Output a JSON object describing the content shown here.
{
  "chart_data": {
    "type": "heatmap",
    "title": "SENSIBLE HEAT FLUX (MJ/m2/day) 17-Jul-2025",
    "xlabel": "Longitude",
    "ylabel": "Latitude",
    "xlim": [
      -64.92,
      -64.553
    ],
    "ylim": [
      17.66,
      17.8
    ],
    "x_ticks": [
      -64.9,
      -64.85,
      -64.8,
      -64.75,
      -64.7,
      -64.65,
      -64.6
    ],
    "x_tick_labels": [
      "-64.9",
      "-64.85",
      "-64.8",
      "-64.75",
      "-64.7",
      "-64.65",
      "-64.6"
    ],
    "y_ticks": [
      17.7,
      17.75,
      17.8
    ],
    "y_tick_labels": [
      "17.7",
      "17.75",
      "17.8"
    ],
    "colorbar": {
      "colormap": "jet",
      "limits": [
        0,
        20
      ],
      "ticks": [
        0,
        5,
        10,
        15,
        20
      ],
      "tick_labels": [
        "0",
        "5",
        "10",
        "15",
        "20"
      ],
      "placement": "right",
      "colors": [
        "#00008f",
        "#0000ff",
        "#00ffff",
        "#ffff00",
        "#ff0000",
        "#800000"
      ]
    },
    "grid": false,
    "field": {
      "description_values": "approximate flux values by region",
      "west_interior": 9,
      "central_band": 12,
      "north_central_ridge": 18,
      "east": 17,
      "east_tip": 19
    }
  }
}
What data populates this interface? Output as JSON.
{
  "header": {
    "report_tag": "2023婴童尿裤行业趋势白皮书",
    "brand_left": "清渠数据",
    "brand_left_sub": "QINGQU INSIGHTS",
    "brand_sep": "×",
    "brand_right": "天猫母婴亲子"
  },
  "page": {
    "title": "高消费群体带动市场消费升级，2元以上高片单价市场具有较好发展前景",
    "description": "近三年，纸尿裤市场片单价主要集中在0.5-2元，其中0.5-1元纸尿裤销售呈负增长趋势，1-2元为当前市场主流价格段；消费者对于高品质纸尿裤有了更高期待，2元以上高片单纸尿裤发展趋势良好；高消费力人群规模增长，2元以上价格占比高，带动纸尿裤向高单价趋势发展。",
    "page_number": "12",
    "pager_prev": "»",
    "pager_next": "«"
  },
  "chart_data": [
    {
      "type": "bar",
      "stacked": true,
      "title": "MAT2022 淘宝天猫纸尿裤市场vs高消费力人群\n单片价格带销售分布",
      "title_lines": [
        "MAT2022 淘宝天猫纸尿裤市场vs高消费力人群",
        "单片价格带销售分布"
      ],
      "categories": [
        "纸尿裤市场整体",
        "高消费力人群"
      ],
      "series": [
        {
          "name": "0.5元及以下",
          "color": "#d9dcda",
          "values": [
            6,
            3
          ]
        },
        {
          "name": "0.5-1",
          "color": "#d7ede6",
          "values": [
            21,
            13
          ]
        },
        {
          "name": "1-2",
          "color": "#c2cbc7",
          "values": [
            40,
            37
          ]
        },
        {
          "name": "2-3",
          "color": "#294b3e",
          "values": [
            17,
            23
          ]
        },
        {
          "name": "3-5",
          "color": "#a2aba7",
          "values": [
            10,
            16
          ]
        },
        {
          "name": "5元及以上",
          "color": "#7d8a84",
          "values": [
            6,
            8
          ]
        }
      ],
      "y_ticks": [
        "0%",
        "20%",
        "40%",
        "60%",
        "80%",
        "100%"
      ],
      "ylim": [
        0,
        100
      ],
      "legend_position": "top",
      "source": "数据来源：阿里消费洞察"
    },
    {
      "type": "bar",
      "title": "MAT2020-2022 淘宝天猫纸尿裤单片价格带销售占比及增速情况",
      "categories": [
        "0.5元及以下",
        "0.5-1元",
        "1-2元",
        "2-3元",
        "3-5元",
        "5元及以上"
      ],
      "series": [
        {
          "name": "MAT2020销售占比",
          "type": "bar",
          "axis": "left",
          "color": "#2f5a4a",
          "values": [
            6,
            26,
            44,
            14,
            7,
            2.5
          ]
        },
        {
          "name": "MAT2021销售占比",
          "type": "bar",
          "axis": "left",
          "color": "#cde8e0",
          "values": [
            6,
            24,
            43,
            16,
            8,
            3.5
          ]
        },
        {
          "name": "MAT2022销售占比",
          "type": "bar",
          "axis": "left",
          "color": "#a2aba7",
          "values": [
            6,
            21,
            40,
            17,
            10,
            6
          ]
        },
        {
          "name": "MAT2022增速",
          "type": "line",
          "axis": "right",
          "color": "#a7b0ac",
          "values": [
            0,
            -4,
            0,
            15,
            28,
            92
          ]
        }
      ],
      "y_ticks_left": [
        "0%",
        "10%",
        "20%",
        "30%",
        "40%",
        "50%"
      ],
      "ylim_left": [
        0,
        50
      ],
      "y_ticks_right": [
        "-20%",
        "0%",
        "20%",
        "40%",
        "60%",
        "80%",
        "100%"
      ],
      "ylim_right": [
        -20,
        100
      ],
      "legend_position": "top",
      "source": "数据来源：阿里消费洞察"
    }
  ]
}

☆ ☆ ☆ ☆ ☆ ☆ ☆

• Exercise requirements: Recopy the entries above in their entirety, exactly.

• Task result:
Output a JSON object describing the content shown here.
{
  "chart_data": {
    "type": "heatmap",
    "title": "SENSIBLE HEAT FLUX (MJ/m2/day) 17-Jul-2025",
    "xlabel": "Longitude",
    "ylabel": "Latitude",
    "xlim": [
      -64.92,
      -64.553
    ],
    "ylim": [
      17.66,
      17.8
    ],
    "x_ticks": [
      -64.9,
      -64.85,
      -64.8,
      -64.75,
      -64.7,
      -64.65,
      -64.6
    ],
    "x_tick_labels": [
      "-64.9",
      "-64.85",
      "-64.8",
      "-64.75",
      "-64.7",
      "-64.65",
      "-64.6"
    ],
    "y_ticks": [
      17.7,
      17.75,
      17.8
    ],
    "y_tick_labels": [
      "17.7",
      "17.75",
      "17.8"
    ],
    "colorbar": {
      "colormap": "jet",
      "limits": [
        0,
        20
      ],
      "ticks": [
        0,
        5,
        10,
        15,
        20
      ],
      "tick_labels": [
        "0",
        "5",
        "10",
        "15",
        "20"
      ],
      "placement": "right",
      "colors": [
        "#00008f",
        "#0000ff",
        "#00ffff",
        "#ffff00",
        "#ff0000",
        "#800000"
      ]
    },
    "grid": false,
    "field": {
      "description_values": "approximate flux values by region",
      "west_interior": 9,
      "central_band": 12,
      "north_central_ridge": 18,
      "east": 17,
      "east_tip": 19
    }
  }
}
What data populates this interface? Output as JSON.
{
  "header": {
    "report_tag": "2023婴童尿裤行业趋势白皮书",
    "brand_left": "清渠数据",
    "brand_left_sub": "QINGQU INSIGHTS",
    "brand_sep": "×",
    "brand_right": "天猫母婴亲子"
  },
  "page": {
    "title": "高消费群体带动市场消费升级，2元以上高片单价市场具有较好发展前景",
    "description": "近三年，纸尿裤市场片单价主要集中在0.5-2元，其中0.5-1元纸尿裤销售呈负增长趋势，1-2元为当前市场主流价格段；消费者对于高品质纸尿裤有了更高期待，2元以上高片单纸尿裤发展趋势良好；高消费力人群规模增长，2元以上价格占比高，带动纸尿裤向高单价趋势发展。",
    "page_number": "12",
    "pager_prev": "»",
    "pager_next": "«"
  },
  "chart_data": [
    {
      "type": "bar",
      "stacked": true,
      "title": "MAT2022 淘宝天猫纸尿裤市场vs高消费力人群\n单片价格带销售分布",
      "title_lines": [
        "MAT2022 淘宝天猫纸尿裤市场vs高消费力人群",
        "单片价格带销售分布"
      ],
      "categories": [
        "纸尿裤市场整体",
        "高消费力人群"
      ],
      "series": [
        {
          "name": "0.5元及以下",
          "color": "#d9dcda",
          "values": [
            6,
            3
          ]
        },
        {
          "name": "0.5-1",
          "color": "#d7ede6",
          "values": [
            21,
            13
          ]
        },
        {
          "name": "1-2",
          "color": "#c2cbc7",
          "values": [
            40,
            37
          ]
        },
        {
          "name": "2-3",
          "color": "#294b3e",
          "values": [
            17,
            23
          ]
        },
        {
          "name": "3-5",
          "color": "#a2aba7",
          "values": [
            10,
            16
          ]
        },
        {
          "name": "5元及以上",
          "color": "#7d8a84",
          "values": [
            6,
            8
          ]
        }
      ],
      "y_ticks": [
        "0%",
        "20%",
        "40%",
        "60%",
        "80%",
        "100%"
      ],
      "ylim": [
        0,
        100
      ],
      "legend_position": "top",
      "source": "数据来源：阿里消费洞察"
    },
    {
      "type": "bar",
      "title": "MAT2020-2022 淘宝天猫纸尿裤单片价格带销售占比及增速情况",
      "categories": [
        "0.5元及以下",
        "0.5-1元",
        "1-2元",
        "2-3元",
        "3-5元",
        "5元及以上"
      ],
      "series": [
        {
          "name": "MAT2020销售占比",
          "type": "bar",
          "axis": "left",
          "color": "#2f5a4a",
          "values": [
            6,
            26,
            44,
            14,
            7,
            2.5
          ]
        },
        {
          "name": "MAT2021销售占比",
          "type": "bar",
          "axis": "left",
          "color": "#cde8e0",
          "values": [
            6,
            24,
            43,
            16,
            8,
            3.5
          ]
        },
        {
          "name": "MAT2022销售占比",
          "type": "bar",
          "axis": "left",
          "color": "#a2aba7",
          "values": [
            6,
            21,
            40,
            17,
            10,
            6
          ]
        },
        {
          "name": "MAT2022增速",
          "type": "line",
          "axis": "right",
          "color": "#a7b0ac",
          "values": [
            0,
            -4,
            0,
            15,
            28,
            92
          ]
        }
      ],
      "y_ticks_left": [
        "0%",
        "10%",
        "20%",
        "30%",
        "40%",
        "50%"
      ],
      "ylim_left": [
        0,
        50
      ],
      "y_ticks_right": [
        "-20%",
        "0%",
        "20%",
        "40%",
        "60%",
        "80%",
        "100%"
      ],
      "ylim_right": [
        -20,
        100
      ],
      "legend_position": "top",
      "source": "数据来源：阿里消费洞察"
    }
  ]
}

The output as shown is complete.